Output all entries verbatim. Skip pictures.
Start of DATA PROVIDED
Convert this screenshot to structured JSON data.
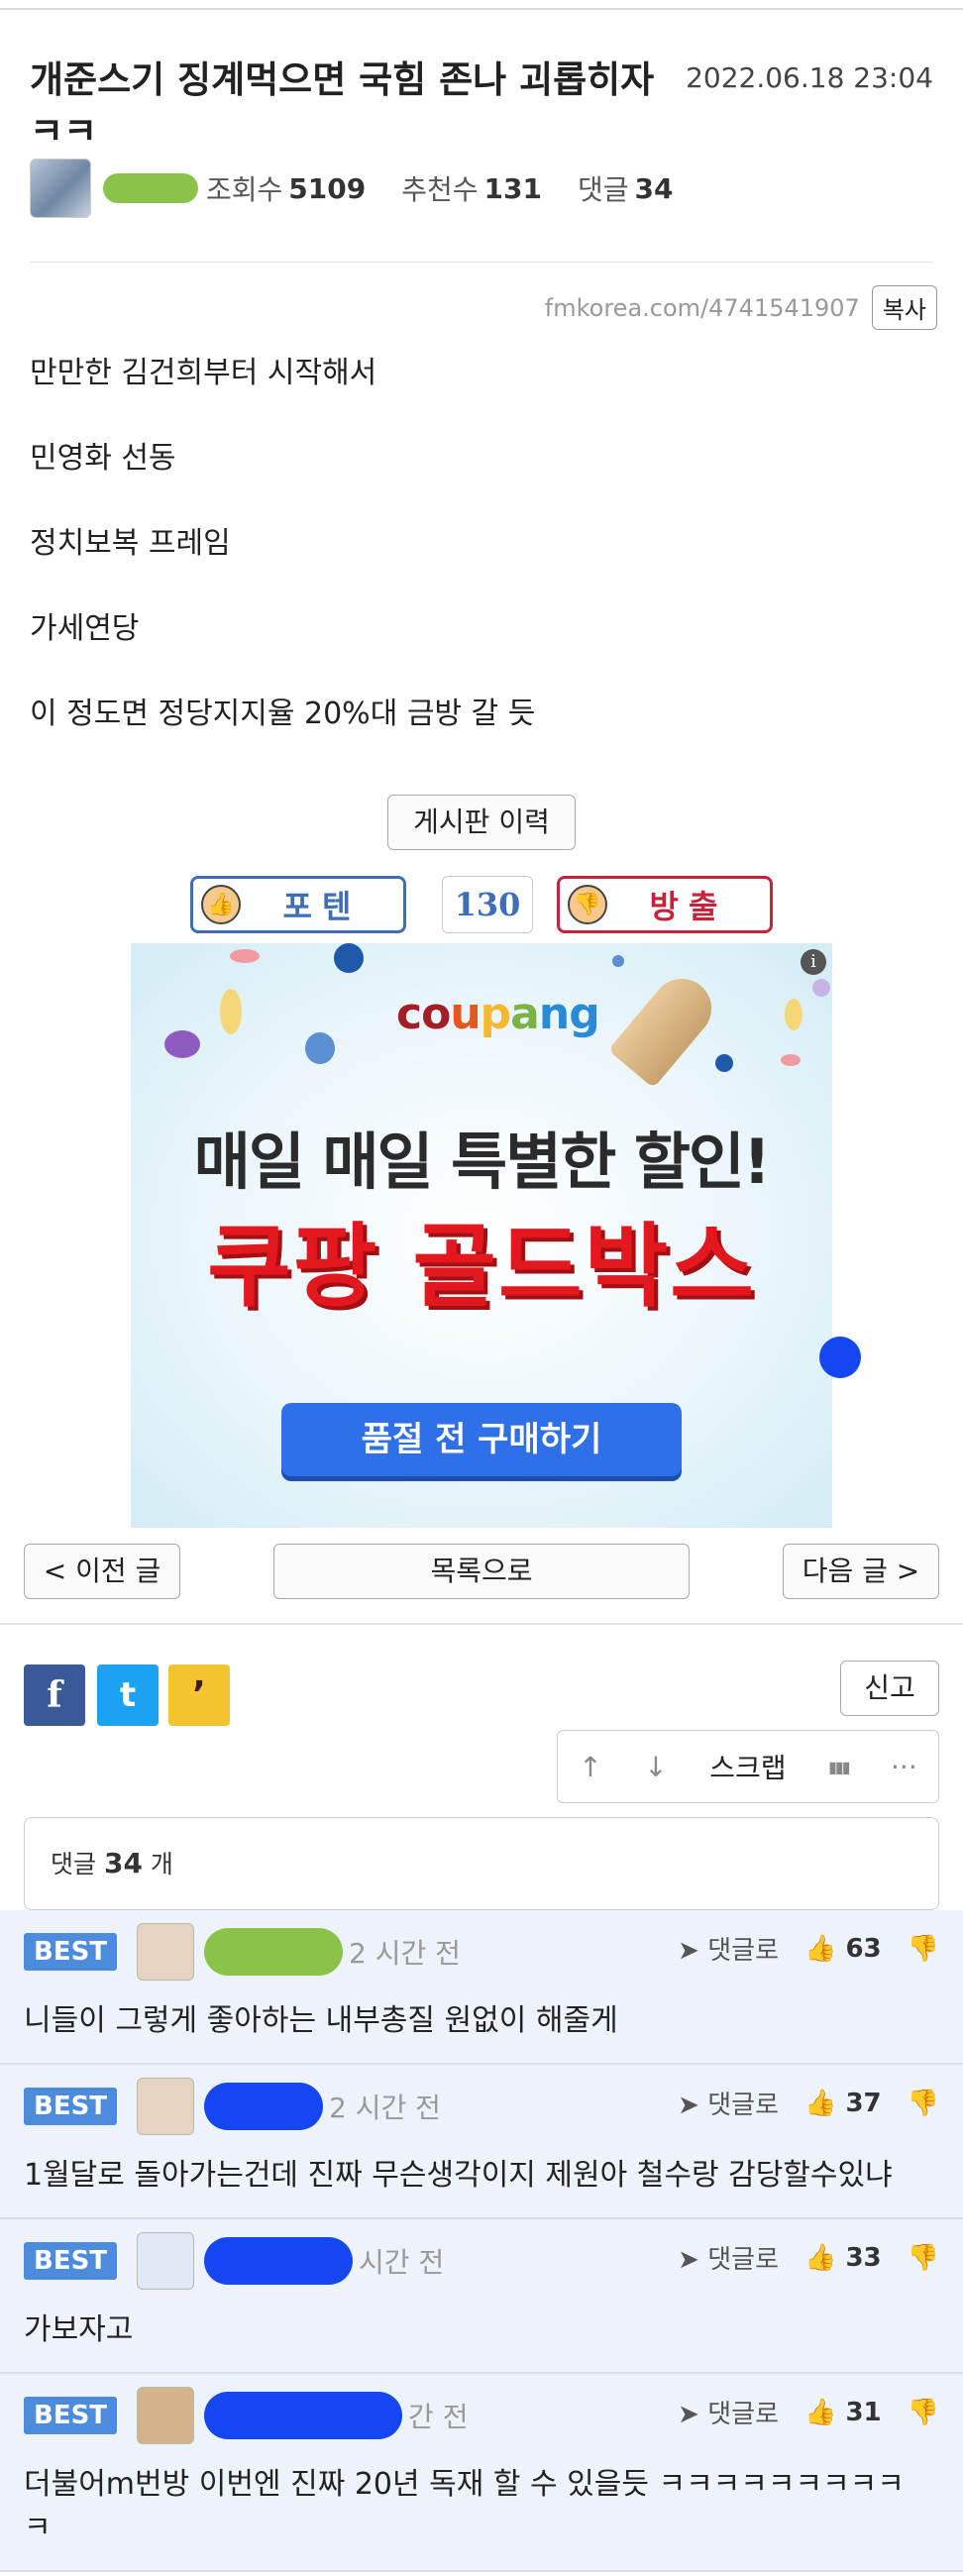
{
  "post": {
    "title": "개준스기 징계먹으면 국힘 존나 괴롭히자 ㅋㅋ",
    "date": "2022.06.18 23:04",
    "views_label": "조회수",
    "views": "5109",
    "recommend_label": "추천수",
    "recommend": "131",
    "comments_label": "댓글",
    "comments": "34",
    "url": "fmkorea.com/4741541907",
    "copy_label": "복사",
    "body": [
      "만만한 김건희부터 시작해서",
      "민영화 선동",
      "정치보복 프레임",
      "가세연당",
      "이 정도면 정당지지율 20%대 금방 갈 듯"
    ],
    "history_label": "게시판 이력"
  },
  "vote": {
    "up_label": "포텐",
    "count": "130",
    "down_label": "방출"
  },
  "ad": {
    "info": "i",
    "brand": [
      "c",
      "o",
      "u",
      "p",
      "a",
      "n",
      "g"
    ],
    "line1": "매일 매일 특별한 할인!",
    "line2": "쿠팡 골드박스",
    "cta": "품절 전 구매하기"
  },
  "nav": {
    "prev": "< 이전 글",
    "list": "목록으로",
    "next": "다음 글 >"
  },
  "share": {
    "fb": "f",
    "tw": "t",
    "kk": "’"
  },
  "report_label": "신고",
  "toolbar": {
    "up": "↑",
    "down": "↓",
    "scrap": "스크랩",
    "stats": "▮▮▮",
    "more": "···"
  },
  "comment_box": {
    "prefix": "댓글",
    "count": "34",
    "suffix": "개"
  },
  "comment_list": [
    {
      "badge": "BEST",
      "time": "2 시간 전",
      "reply": "댓글로",
      "likes": "63",
      "text": "니들이 그렇게 좋아하는 내부총질 원없이 해줄게"
    },
    {
      "badge": "BEST",
      "time": "2 시간 전",
      "reply": "댓글로",
      "likes": "37",
      "text": "1월달로 돌아가는건데 진짜 무슨생각이지 제원아 철수랑 감당할수있냐"
    },
    {
      "badge": "BEST",
      "time": "시간 전",
      "reply": "댓글로",
      "likes": "33",
      "text": "가보자고"
    },
    {
      "badge": "BEST",
      "time": "간 전",
      "reply": "댓글로",
      "likes": "31",
      "text": "더불어m번방 이번엔 진짜 20년 독재 할 수 있을듯 ㅋㅋㅋㅋㅋㅋㅋㅋㅋ ㅋ"
    }
  ],
  "colors": {
    "best_badge": "#4d8bdc",
    "comment_bg": "#eef3fb",
    "vote_up": "#3f6db8",
    "vote_down": "#c3243c",
    "coupang_red": "#e3181e",
    "cta_blue": "#2f6fe8"
  }
}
End of DATA PROVIDED
■ SOLUTION
Convert this screenshot to structured JSON data.
{
  "post": {
    "title": "개준스기 징계먹으면 국힘 존나 괴롭히자 ㅋㅋ",
    "date": "2022.06.18 23:04",
    "views_label": "조회수",
    "views": "5109",
    "recommend_label": "추천수",
    "recommend": "131",
    "comments_label": "댓글",
    "comments": "34",
    "url": "fmkorea.com/4741541907",
    "copy_label": "복사",
    "body": [
      "만만한 김건희부터 시작해서",
      "민영화 선동",
      "정치보복 프레임",
      "가세연당",
      "이 정도면 정당지지율 20%대 금방 갈 듯"
    ],
    "history_label": "게시판 이력"
  },
  "vote": {
    "up_label": "포텐",
    "count": "130",
    "down_label": "방출"
  },
  "ad": {
    "info": "i",
    "brand": [
      "c",
      "o",
      "u",
      "p",
      "a",
      "n",
      "g"
    ],
    "line1": "매일 매일 특별한 할인!",
    "line2": "쿠팡 골드박스",
    "cta": "품절 전 구매하기"
  },
  "nav": {
    "prev": "< 이전 글",
    "list": "목록으로",
    "next": "다음 글 >"
  },
  "share": {
    "fb": "f",
    "tw": "t",
    "kk": "’"
  },
  "report_label": "신고",
  "toolbar": {
    "up": "↑",
    "down": "↓",
    "scrap": "스크랩",
    "stats": "▮▮▮",
    "more": "···"
  },
  "comment_box": {
    "prefix": "댓글",
    "count": "34",
    "suffix": "개"
  },
  "comment_list": [
    {
      "badge": "BEST",
      "time": "2 시간 전",
      "reply": "댓글로",
      "likes": "63",
      "text": "니들이 그렇게 좋아하는 내부총질 원없이 해줄게"
    },
    {
      "badge": "BEST",
      "time": "2 시간 전",
      "reply": "댓글로",
      "likes": "37",
      "text": "1월달로 돌아가는건데 진짜 무슨생각이지 제원아 철수랑 감당할수있냐"
    },
    {
      "badge": "BEST",
      "time": "시간 전",
      "reply": "댓글로",
      "likes": "33",
      "text": "가보자고"
    },
    {
      "badge": "BEST",
      "time": "간 전",
      "reply": "댓글로",
      "likes": "31",
      "text": "더불어m번방 이번엔 진짜 20년 독재 할 수 있을듯 ㅋㅋㅋㅋㅋㅋㅋㅋㅋ ㅋ"
    }
  ],
  "colors": {
    "best_badge": "#4d8bdc",
    "comment_bg": "#eef3fb",
    "vote_up": "#3f6db8",
    "vote_down": "#c3243c",
    "coupang_red": "#e3181e",
    "cta_blue": "#2f6fe8"
  }
}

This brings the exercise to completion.